- _WRITTEN INSTRUCTION_
Across the listing below, how many lines hold "xlabel"? Reply with the number by itself.

- _RECORDS TO USE_

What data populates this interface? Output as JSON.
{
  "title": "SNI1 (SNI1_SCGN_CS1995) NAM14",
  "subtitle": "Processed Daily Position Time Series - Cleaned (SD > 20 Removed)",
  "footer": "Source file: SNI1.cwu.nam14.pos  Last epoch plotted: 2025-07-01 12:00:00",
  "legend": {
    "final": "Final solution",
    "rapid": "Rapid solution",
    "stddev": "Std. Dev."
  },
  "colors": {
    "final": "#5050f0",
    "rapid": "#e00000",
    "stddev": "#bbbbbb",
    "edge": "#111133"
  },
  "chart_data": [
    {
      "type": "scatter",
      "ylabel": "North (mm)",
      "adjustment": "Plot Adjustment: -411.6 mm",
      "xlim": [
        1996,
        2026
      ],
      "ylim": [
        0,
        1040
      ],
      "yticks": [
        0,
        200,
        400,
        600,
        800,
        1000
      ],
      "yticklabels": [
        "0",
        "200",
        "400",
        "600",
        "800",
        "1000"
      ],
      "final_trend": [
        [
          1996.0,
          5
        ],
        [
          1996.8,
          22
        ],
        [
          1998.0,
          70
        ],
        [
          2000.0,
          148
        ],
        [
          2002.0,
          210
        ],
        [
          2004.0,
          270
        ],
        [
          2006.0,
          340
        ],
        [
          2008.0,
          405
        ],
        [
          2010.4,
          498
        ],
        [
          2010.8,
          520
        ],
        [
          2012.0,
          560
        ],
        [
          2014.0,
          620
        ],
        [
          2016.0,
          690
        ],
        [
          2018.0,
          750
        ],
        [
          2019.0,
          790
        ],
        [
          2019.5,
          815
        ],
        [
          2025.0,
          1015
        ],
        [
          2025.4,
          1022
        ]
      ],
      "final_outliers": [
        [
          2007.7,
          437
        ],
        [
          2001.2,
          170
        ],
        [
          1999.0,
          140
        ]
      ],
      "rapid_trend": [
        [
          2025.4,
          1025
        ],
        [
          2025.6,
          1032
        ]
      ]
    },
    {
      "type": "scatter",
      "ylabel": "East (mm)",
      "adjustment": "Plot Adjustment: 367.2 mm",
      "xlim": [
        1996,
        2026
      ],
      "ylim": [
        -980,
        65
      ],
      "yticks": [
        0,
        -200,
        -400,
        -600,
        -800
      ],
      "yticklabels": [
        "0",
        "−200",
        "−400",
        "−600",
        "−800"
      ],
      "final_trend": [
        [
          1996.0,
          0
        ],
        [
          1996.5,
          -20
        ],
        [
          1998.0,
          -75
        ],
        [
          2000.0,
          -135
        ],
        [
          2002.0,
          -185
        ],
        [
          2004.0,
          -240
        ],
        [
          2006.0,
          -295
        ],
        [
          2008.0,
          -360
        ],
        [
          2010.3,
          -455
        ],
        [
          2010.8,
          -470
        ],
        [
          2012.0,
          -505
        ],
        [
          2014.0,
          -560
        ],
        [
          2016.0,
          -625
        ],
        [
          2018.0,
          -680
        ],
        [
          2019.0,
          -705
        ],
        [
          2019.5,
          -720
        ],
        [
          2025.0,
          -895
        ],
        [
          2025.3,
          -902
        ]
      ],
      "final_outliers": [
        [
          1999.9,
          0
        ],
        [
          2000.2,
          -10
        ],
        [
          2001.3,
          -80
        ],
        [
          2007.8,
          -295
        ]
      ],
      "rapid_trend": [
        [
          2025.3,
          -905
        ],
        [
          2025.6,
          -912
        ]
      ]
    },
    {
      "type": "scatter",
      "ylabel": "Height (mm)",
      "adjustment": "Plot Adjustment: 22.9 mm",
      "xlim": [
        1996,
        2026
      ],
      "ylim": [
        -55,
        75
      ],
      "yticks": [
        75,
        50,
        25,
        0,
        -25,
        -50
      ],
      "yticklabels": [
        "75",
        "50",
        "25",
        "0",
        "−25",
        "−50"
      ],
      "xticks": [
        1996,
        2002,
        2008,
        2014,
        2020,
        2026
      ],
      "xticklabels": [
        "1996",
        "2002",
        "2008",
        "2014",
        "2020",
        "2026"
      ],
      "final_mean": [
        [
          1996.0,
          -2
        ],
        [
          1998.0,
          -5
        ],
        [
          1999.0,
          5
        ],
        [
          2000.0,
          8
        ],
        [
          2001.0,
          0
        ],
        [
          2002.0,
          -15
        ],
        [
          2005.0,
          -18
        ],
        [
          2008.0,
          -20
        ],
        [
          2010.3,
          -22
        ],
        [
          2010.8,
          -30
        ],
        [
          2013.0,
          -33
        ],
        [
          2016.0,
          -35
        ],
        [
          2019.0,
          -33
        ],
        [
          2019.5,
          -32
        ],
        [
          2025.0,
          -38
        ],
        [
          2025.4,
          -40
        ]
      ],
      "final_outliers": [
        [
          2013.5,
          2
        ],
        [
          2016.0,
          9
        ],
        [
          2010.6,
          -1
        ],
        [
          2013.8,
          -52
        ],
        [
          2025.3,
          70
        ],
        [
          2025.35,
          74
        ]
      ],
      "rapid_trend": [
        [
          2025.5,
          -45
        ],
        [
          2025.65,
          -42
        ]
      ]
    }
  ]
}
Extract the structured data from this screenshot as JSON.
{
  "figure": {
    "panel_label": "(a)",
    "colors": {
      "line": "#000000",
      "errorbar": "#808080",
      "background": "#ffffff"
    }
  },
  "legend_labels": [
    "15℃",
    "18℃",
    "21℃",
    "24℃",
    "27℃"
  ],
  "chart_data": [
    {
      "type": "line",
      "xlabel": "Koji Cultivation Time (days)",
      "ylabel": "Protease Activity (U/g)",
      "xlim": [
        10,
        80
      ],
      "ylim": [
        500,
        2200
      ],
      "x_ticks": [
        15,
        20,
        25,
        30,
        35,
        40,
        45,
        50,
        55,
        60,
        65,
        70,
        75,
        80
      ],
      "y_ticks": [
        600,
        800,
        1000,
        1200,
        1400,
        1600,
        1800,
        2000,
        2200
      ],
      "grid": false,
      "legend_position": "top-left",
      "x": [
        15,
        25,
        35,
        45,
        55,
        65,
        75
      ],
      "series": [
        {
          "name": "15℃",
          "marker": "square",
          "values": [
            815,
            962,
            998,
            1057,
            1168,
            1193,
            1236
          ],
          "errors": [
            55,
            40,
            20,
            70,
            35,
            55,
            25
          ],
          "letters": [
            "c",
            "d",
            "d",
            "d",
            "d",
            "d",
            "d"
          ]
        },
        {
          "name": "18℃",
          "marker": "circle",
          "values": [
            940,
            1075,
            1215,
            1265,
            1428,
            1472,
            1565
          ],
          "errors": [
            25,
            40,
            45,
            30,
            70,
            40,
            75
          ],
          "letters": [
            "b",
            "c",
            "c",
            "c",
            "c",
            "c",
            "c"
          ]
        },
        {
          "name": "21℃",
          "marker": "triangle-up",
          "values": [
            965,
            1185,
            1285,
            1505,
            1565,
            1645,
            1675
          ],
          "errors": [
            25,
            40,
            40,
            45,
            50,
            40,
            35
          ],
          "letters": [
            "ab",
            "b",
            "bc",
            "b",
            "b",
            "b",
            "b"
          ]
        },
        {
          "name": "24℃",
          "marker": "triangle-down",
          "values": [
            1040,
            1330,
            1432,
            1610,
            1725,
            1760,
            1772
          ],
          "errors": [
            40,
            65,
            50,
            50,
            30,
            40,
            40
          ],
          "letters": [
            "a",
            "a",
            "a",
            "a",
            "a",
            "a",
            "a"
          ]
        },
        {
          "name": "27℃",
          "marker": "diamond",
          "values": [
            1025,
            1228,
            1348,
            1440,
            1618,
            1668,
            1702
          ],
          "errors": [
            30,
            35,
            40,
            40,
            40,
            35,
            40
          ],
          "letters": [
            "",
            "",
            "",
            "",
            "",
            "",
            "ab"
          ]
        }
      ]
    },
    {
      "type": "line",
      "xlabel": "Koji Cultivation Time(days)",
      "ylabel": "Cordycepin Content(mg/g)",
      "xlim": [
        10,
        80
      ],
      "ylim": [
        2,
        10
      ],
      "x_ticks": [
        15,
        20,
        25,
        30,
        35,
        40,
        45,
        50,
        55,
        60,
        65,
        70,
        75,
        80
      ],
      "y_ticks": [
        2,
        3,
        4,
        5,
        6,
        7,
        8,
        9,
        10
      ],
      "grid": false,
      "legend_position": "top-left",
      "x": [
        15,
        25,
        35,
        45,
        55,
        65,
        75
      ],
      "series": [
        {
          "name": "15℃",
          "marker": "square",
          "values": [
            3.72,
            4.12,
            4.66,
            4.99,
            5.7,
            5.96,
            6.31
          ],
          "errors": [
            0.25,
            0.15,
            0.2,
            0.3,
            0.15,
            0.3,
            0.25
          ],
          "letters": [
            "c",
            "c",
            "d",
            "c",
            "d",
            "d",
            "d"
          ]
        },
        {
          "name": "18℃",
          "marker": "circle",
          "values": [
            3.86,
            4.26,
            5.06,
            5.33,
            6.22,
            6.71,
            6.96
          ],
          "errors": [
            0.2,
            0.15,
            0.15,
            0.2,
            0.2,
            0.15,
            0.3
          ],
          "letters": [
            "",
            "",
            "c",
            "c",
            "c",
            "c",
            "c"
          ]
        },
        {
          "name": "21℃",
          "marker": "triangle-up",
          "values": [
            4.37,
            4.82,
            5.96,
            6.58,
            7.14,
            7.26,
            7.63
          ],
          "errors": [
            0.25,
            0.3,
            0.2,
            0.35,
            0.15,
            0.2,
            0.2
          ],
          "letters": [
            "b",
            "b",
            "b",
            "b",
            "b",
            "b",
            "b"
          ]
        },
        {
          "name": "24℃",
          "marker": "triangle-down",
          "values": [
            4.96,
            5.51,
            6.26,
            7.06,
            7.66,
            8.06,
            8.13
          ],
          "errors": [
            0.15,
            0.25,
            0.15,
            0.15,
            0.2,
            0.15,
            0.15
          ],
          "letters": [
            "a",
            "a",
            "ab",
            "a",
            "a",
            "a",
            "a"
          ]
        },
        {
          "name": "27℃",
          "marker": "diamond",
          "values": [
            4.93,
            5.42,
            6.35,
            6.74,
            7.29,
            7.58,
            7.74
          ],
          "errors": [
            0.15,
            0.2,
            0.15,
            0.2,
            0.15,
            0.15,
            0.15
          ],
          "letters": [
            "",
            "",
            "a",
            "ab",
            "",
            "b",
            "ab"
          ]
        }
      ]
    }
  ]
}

- _FULL ANSWER_
2